WHAT IS REQUIRED: Leave the pictures aside and write out exactly every line from the one containing "What data was" through the last line.

┄┄┄┄┄┄

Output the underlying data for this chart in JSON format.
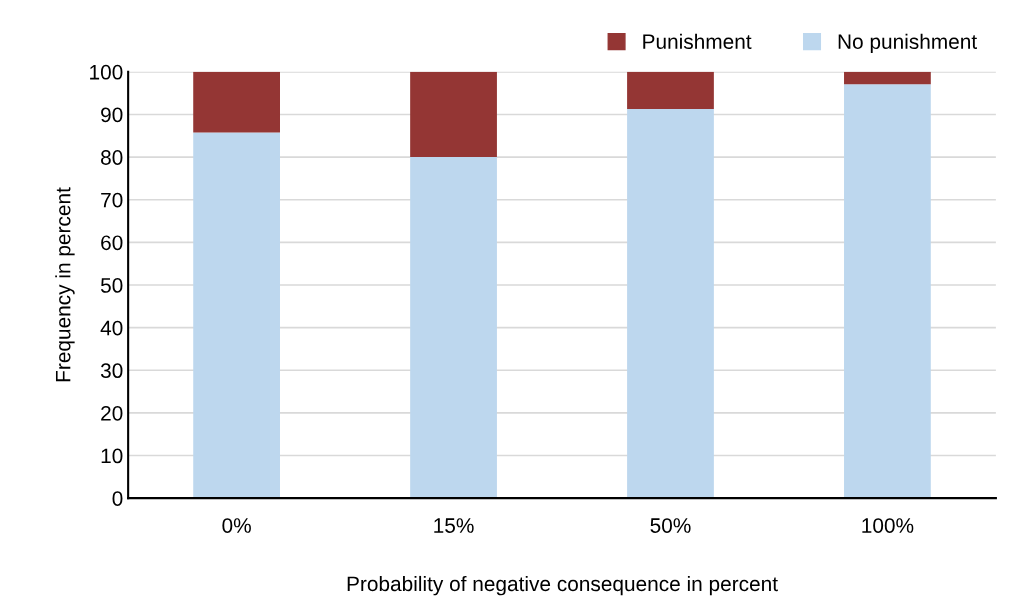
{
  "chart_data": {
    "type": "bar",
    "stacked": true,
    "xlabel": "Probability of negative consequence in percent",
    "ylabel": "Frequency in percent",
    "categories": [
      "0%",
      "15%",
      "50%",
      "100%"
    ],
    "series": [
      {
        "name": "No punishment",
        "color": "#bdd7ee",
        "values": [
          85.8,
          80.0,
          91.3,
          97.1
        ]
      },
      {
        "name": "Punishment",
        "color": "#943634",
        "values": [
          14.2,
          20.0,
          8.7,
          2.9
        ]
      }
    ],
    "ylim": [
      0,
      100
    ],
    "yticks": [
      0,
      10,
      20,
      30,
      40,
      50,
      60,
      70,
      80,
      90,
      100
    ],
    "grid": "y",
    "legend": "top right"
  }
}
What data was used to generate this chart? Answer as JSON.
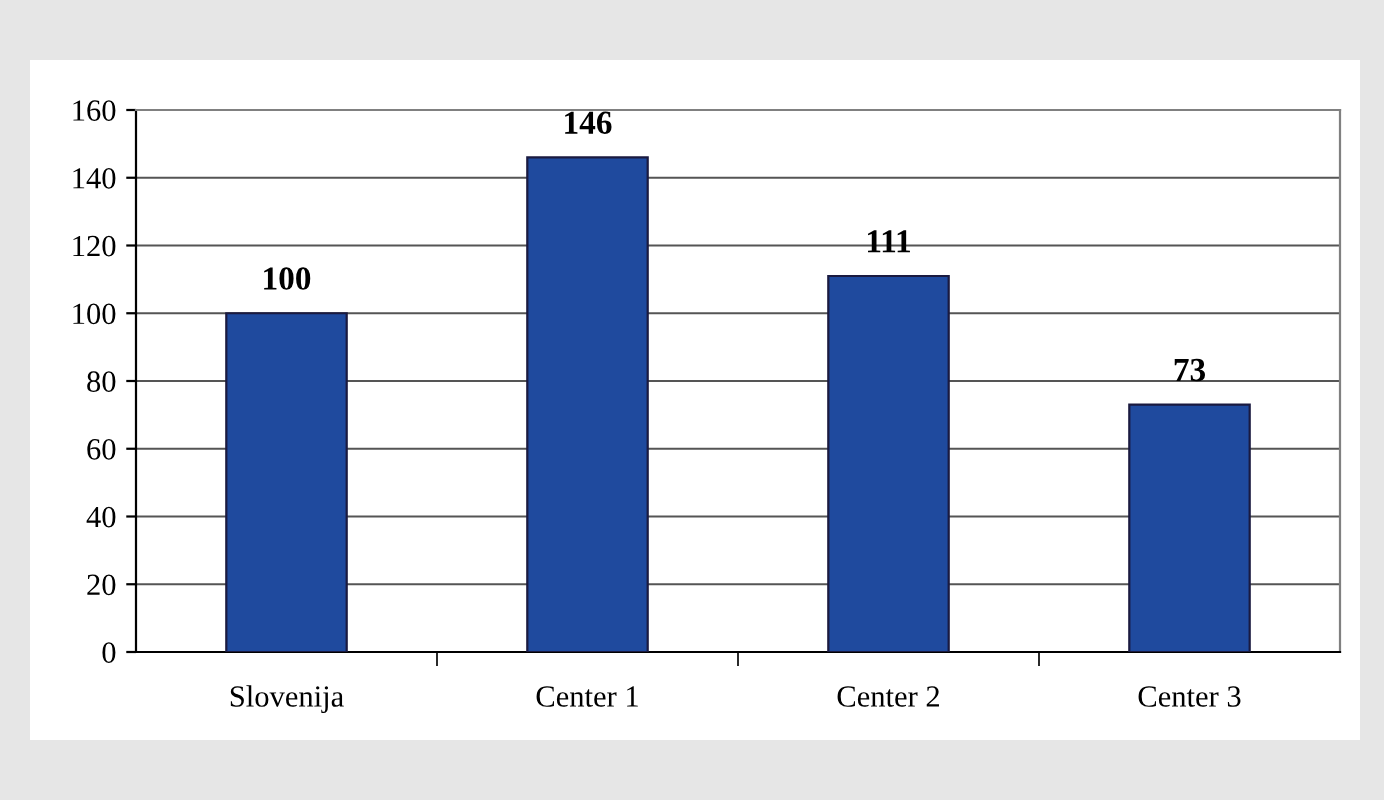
{
  "chart_data": {
    "type": "bar",
    "categories": [
      "Slovenija",
      "Center 1",
      "Center 2",
      "Center 3"
    ],
    "values": [
      100,
      146,
      111,
      73
    ],
    "color": "#1f4a9e",
    "ylim": [
      0,
      160
    ],
    "yticks": [
      0,
      20,
      40,
      60,
      80,
      100,
      120,
      140,
      160
    ],
    "grid": "y",
    "data_labels": true
  }
}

┄┄┄┄┄┄

SOLVED PROBLEM:
What data was used to generate this chart? Answer as JSON.
{
  "chart_data": {
    "type": "bar",
    "categories": [
      "Slovenija",
      "Center 1",
      "Center 2",
      "Center 3"
    ],
    "values": [
      100,
      146,
      111,
      73
    ],
    "color": "#1f4a9e",
    "ylim": [
      0,
      160
    ],
    "yticks": [
      0,
      20,
      40,
      60,
      80,
      100,
      120,
      140,
      160
    ],
    "grid": "y",
    "data_labels": true
  }
}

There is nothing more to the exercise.